• _READING PASSAGE_
# # # #

Groups | Blog | Home
all groups > sql server full text search > april 2005 >

sql server full text search : SQL Server Indexing VS. FTS Indexing


MikeBe
4/25/2005 4:21:37 PM
I'm trying to understand the benefit of using an FTS Inverted Index
in the context of the following example:

Given a set of articles, I want to retrieve a subset that matches
certain keywords.

I text parse and extract each word (excluding noise words) from each
article (using space as the delimiter) and store the words along with
their associated article id in the following table:

ArticlesKeywords

ID:1 KEY: DOG
ID:1 KEY: CAT
ID:1 KEY: MOUSE
ID:2 KEY: DOG
ID:2 KEY: CAT

I'm not truly familiar with how SQL indexing is implemented but
aren't duplicate keys fall under the same node in the indexing tree?
A non-unique index pictures to me as a list of row address under a
certain tree branch - a "collection per key"

As far as I understand an FTS Inverted Index will essentially build a
table for each unique key - a table in which each row points to each
ID. How is this different from just putting a non-unique index on KEY
above?

Thanks,

Mike
Hilary Cotter
4/27/2005 11:04:33 AM
The benefits are basically performance and functionality. Your inverted
index has some of the functionality, but none of the performance.

Basically the SQL FTS inverted file index is b-tree like so queries are
resolved very quickly as the search engine navigates the index nodes to get
to the leaf pages where the keys and offsets occur. Then the key's are
returned to SQL Server. Depending on your query rank and position may be
included.

SQL FTS also adds teh functionality of being able to stem search phrases, so
with FreeText a search on book will match with books, book, booked, booking,
etc.

--
Hilary Cotter
Looking for a SQL Server replication book?
http://www.nwsu.com/0974973602.html

Looking for a FAQ on Indexing Services/SQL FTS
http://www.indexserverfaq.com

[quoted text, click to view]

MikeBe
4/28/2005 6:45:17 AM
Tnx, I don't understand your comment on performance, are you referring
to speed? Is there a huge difference in the b-tree implementation? Is
FTS 'b-tree like' magically optimized :) Actually I read some posts
of people using FTS that complain on the speed factor. As far as
ranking, are their any details on this black box?

Regarding your example if I'm not mistaken LIKE 'book%' would produce
the same result ...
Hilary Cotter
4/28/2005 10:37:59 AM
The way the full-text indexes work is using a b-tree like algorithm to
locate which rows contain the search terms. Then it uses a completely
different algorithm (contains or freetext) to calculate weights and ranking.

What happens is each word is indexed and placed in a bucket. So if there are
three words indexed alpha, Michael and zebra, there would be three buckets,
one alpha, one Michael and one zebra. A search on alpha would be directed to
the middle bucket and an evaluation would be done and it would be determined
that a< m, and then the search would be directed to the alpha bucket.

# # # #

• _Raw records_
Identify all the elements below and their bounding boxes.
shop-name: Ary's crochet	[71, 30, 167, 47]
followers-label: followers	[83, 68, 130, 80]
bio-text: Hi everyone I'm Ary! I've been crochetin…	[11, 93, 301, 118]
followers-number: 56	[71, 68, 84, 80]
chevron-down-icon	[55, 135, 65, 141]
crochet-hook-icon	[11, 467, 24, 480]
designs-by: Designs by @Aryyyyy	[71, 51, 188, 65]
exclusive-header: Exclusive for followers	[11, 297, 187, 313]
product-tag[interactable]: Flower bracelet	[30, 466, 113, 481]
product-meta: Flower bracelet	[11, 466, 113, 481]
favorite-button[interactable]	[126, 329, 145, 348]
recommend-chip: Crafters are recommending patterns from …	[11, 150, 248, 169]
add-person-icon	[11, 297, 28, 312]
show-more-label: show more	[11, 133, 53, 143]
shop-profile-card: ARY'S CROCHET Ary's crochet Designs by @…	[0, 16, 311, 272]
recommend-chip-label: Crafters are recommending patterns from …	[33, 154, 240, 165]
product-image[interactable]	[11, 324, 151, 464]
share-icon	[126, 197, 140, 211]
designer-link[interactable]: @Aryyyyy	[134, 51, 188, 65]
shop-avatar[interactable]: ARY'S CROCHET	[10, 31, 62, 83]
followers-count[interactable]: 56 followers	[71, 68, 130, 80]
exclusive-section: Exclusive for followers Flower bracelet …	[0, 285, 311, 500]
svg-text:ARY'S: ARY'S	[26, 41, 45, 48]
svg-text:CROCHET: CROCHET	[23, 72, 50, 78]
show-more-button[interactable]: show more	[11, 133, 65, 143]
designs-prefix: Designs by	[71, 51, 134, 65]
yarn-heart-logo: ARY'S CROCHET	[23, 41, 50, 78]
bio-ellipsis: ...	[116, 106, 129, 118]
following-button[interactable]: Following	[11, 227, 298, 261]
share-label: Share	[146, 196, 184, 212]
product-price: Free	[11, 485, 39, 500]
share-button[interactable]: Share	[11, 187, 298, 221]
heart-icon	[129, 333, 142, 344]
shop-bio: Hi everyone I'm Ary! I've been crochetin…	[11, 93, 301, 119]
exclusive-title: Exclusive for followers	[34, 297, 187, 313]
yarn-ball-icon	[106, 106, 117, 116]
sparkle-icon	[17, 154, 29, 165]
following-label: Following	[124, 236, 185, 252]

# # # #

• _WHAT IS REQUIRED_
From the forum thread on SQL Server indexing versus full-text search indexing, reproduce the passage starting with "Basically the SQL" and going on through "Server replication book?". The listing is not needed for anything asked here.

• _THE RESULT_
Basically the SQL FTS inverted file index is b-tree like so queries are
resolved very quickly as the search engine navigates the index nodes to get
to the leaf pages where the keys and offsets occur. Then the key's are
returned to SQL Server. Depending on your query rank and position may be
included.

SQL FTS also adds teh functionality of being able to stem search phrases, so
with FreeText a search on book will match with books, book, booked, booking,
etc.

--
Hilary Cotter
Looking for a SQL Server replication book?